■ Brief
Write the data out again, character for character, with no images.

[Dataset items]
———

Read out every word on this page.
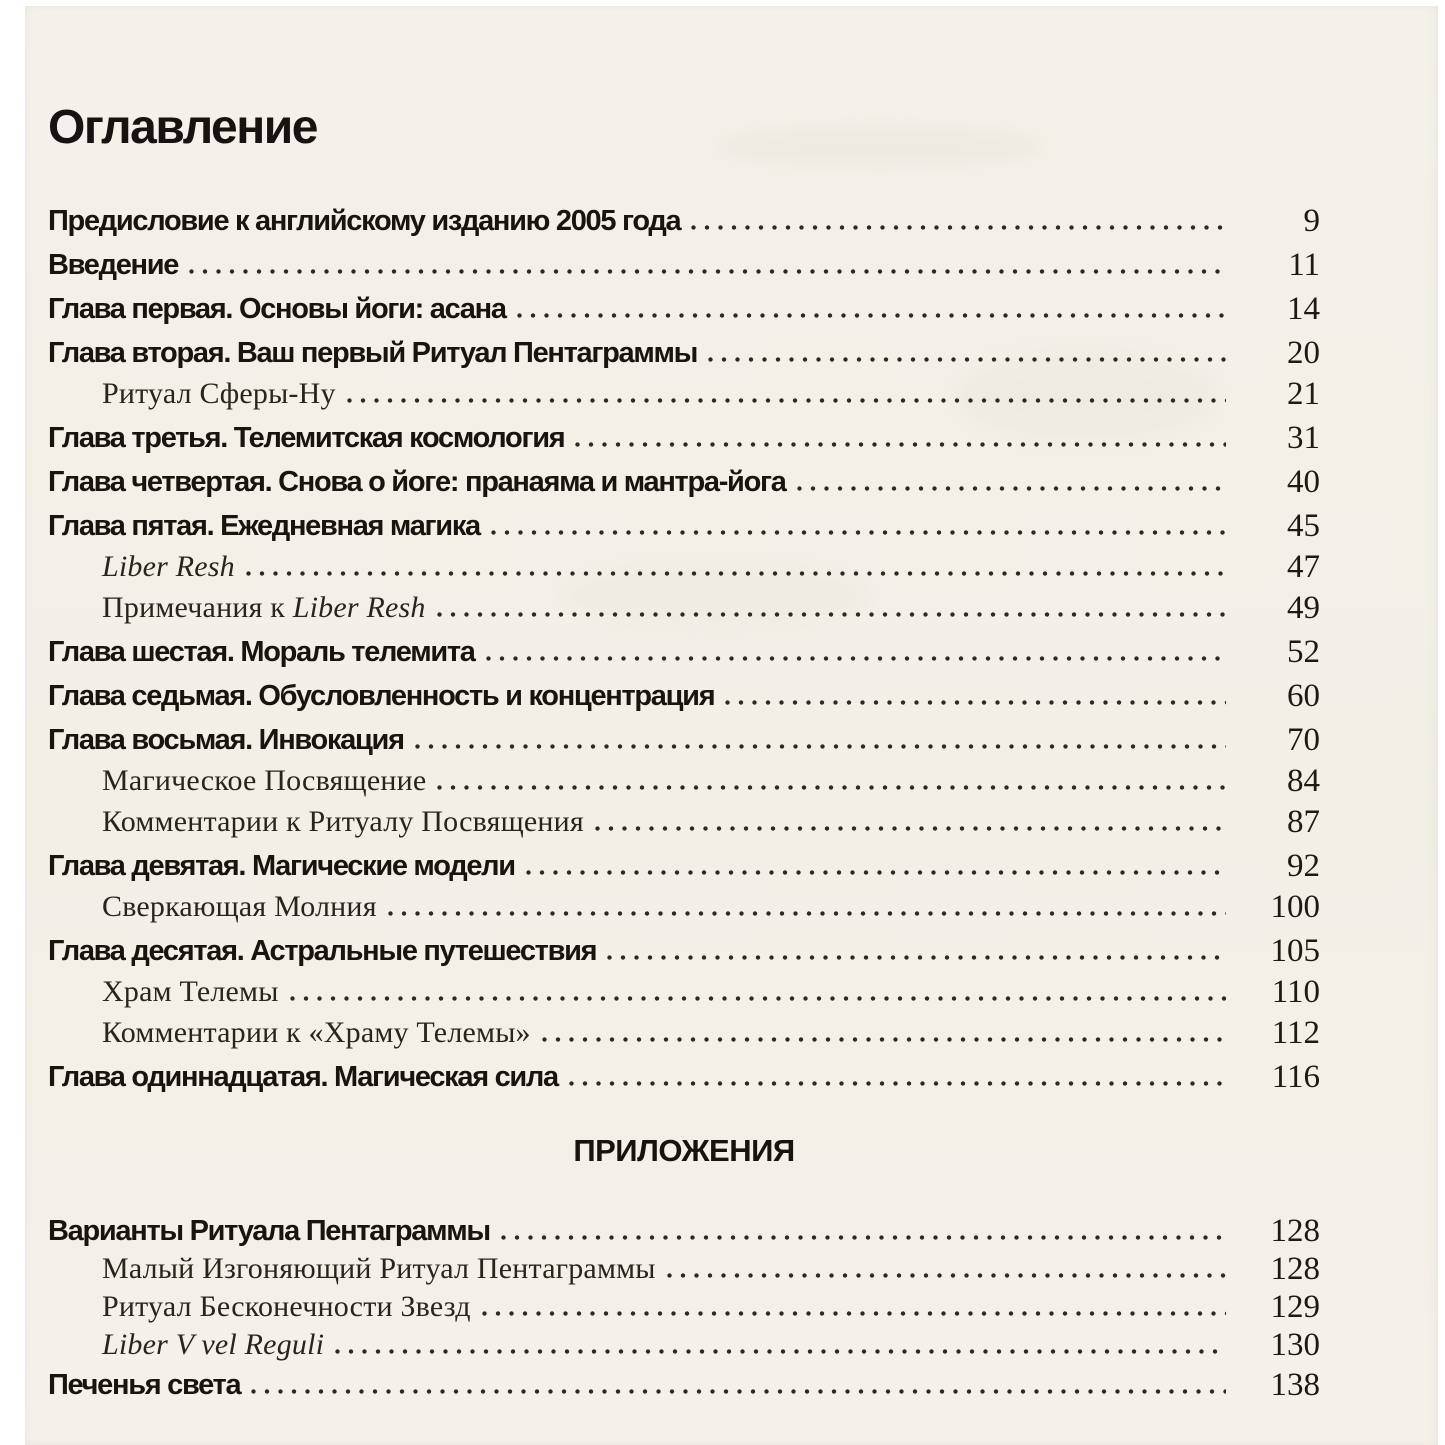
Оглавление
Предисловие к английскому изданию 2005 года	9
Введение	11
Глава первая. Основы йоги: асана	14
Глава вторая. Ваш первый Ритуал Пентаграммы	20
Ритуал Сферы-Ну	21
Глава третья. Телемитская космология	31
Глава четвертая. Снова о йоге: пранаяма и мантра-йога	40
Глава пятая. Ежедневная магика	45
Liber Resh	47
Примечания к Liber Resh	49
Глава шестая. Мораль телемита	52
Глава седьмая. Обусловленность и концентрация	60
Глава восьмая. Инвокация	70
Магическое Посвящение	84
Комментарии к Ритуалу Посвящения	87
Глава девятая. Магические модели	92
Сверкающая Молния	100
Глава десятая. Астральные путешествия	105
Храм Телемы	110
Комментарии к «Храму Телемы»	112
Глава одиннадцатая. Магическая сила	116
ПРИЛОЖЕНИЯ
Варианты Ритуала Пентаграммы	128
Малый Изгоняющий Ритуал Пентаграммы	128
Ритуал Бесконечности Звезд	129
Liber V vel Reguli	130
Печенья света	138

———

■ Written response
Read out every word on this page.
Оглавление
Предисловие к английскому изданию 2005 года	9
Введение	11
Глава первая. Основы йоги: асана	14
Глава вторая. Ваш первый Ритуал Пентаграммы	20
Ритуал Сферы-Ну	21
Глава третья. Телемитская космология	31
Глава четвертая. Снова о йоге: пранаяма и мантра-йога	40
Глава пятая. Ежедневная магика	45
Liber Resh	47
Примечания к Liber Resh	49
Глава шестая. Мораль телемита	52
Глава седьмая. Обусловленность и концентрация	60
Глава восьмая. Инвокация	70
Магическое Посвящение	84
Комментарии к Ритуалу Посвящения	87
Глава девятая. Магические модели	92
Сверкающая Молния	100
Глава десятая. Астральные путешествия	105
Храм Телемы	110
Комментарии к «Храму Телемы»	112
Глава одиннадцатая. Магическая сила	116
ПРИЛОЖЕНИЯ
Варианты Ритуала Пентаграммы	128
Малый Изгоняющий Ритуал Пентаграммы	128
Ритуал Бесконечности Звезд	129
Liber V vel Reguli	130
Печенья света	138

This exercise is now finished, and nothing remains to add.